### [What is being asked]
Copy all the material below, exactly as it stands.

### [Records to process]
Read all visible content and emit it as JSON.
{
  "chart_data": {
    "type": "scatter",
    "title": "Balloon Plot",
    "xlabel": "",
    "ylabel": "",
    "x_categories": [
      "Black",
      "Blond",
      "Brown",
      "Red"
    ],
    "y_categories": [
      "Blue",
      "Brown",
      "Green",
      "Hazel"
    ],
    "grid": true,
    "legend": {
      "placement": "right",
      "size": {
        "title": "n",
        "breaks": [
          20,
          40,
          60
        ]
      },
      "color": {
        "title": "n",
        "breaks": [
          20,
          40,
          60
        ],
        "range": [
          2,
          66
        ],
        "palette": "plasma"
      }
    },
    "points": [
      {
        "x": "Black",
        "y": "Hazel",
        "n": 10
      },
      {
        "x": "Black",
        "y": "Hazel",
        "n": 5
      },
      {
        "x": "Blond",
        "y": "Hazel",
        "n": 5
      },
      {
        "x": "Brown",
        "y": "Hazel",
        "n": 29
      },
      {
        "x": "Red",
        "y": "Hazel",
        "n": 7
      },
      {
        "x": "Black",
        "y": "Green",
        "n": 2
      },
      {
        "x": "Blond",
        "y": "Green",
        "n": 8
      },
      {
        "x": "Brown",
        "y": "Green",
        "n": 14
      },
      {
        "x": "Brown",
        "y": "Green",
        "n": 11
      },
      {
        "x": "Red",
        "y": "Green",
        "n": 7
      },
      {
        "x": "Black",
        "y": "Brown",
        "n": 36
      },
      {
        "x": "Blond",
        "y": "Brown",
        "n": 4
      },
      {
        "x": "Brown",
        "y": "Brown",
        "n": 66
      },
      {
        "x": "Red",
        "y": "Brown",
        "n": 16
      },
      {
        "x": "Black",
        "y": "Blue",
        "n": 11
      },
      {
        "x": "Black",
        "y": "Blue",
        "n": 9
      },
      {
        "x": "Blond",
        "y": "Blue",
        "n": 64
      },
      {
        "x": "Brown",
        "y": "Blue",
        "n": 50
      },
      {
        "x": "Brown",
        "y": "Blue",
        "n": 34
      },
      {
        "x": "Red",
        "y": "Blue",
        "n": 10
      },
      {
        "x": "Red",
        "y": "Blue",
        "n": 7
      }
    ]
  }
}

### [Complete answer]
Read all visible content and emit it as JSON.
{
  "chart_data": {
    "type": "scatter",
    "title": "Balloon Plot",
    "xlabel": "",
    "ylabel": "",
    "x_categories": [
      "Black",
      "Blond",
      "Brown",
      "Red"
    ],
    "y_categories": [
      "Blue",
      "Brown",
      "Green",
      "Hazel"
    ],
    "grid": true,
    "legend": {
      "placement": "right",
      "size": {
        "title": "n",
        "breaks": [
          20,
          40,
          60
        ]
      },
      "color": {
        "title": "n",
        "breaks": [
          20,
          40,
          60
        ],
        "range": [
          2,
          66
        ],
        "palette": "plasma"
      }
    },
    "points": [
      {
        "x": "Black",
        "y": "Hazel",
        "n": 10
      },
      {
        "x": "Black",
        "y": "Hazel",
        "n": 5
      },
      {
        "x": "Blond",
        "y": "Hazel",
        "n": 5
      },
      {
        "x": "Brown",
        "y": "Hazel",
        "n": 29
      },
      {
        "x": "Red",
        "y": "Hazel",
        "n": 7
      },
      {
        "x": "Black",
        "y": "Green",
        "n": 2
      },
      {
        "x": "Blond",
        "y": "Green",
        "n": 8
      },
      {
        "x": "Brown",
        "y": "Green",
        "n": 14
      },
      {
        "x": "Brown",
        "y": "Green",
        "n": 11
      },
      {
        "x": "Red",
        "y": "Green",
        "n": 7
      },
      {
        "x": "Black",
        "y": "Brown",
        "n": 36
      },
      {
        "x": "Blond",
        "y": "Brown",
        "n": 4
      },
      {
        "x": "Brown",
        "y": "Brown",
        "n": 66
      },
      {
        "x": "Red",
        "y": "Brown",
        "n": 16
      },
      {
        "x": "Black",
        "y": "Blue",
        "n": 11
      },
      {
        "x": "Black",
        "y": "Blue",
        "n": 9
      },
      {
        "x": "Blond",
        "y": "Blue",
        "n": 64
      },
      {
        "x": "Brown",
        "y": "Blue",
        "n": 50
      },
      {
        "x": "Brown",
        "y": "Blue",
        "n": 34
      },
      {
        "x": "Red",
        "y": "Blue",
        "n": 10
      },
      {
        "x": "Red",
        "y": "Blue",
        "n": 7
      }
    ]
  }
}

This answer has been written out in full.